Exercise objective -
Using the data that follows, say how many lines contain the word "observations", giving the number by itself.

Stored items -
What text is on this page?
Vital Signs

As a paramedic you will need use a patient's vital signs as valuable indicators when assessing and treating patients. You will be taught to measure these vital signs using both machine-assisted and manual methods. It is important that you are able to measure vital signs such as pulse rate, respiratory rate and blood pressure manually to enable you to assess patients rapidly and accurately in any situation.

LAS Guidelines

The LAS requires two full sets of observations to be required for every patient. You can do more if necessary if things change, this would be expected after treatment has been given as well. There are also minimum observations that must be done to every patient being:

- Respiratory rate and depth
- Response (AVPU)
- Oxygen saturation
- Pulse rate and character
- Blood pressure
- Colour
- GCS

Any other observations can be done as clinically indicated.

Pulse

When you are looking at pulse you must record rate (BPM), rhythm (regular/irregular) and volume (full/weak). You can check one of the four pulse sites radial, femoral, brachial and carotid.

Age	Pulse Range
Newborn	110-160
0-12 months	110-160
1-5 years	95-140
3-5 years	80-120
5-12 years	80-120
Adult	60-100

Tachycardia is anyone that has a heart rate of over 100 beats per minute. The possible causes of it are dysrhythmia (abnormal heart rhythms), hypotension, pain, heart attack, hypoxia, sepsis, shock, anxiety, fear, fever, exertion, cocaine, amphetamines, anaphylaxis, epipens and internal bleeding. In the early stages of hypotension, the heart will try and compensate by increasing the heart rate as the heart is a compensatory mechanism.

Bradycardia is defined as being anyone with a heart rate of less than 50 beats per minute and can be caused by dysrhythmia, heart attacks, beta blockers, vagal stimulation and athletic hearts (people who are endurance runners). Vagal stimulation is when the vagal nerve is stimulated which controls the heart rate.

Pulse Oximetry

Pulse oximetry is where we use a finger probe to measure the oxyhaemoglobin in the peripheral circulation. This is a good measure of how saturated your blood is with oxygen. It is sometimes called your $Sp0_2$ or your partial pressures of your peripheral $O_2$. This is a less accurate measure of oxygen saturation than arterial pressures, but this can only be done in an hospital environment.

Result for this exercise -
2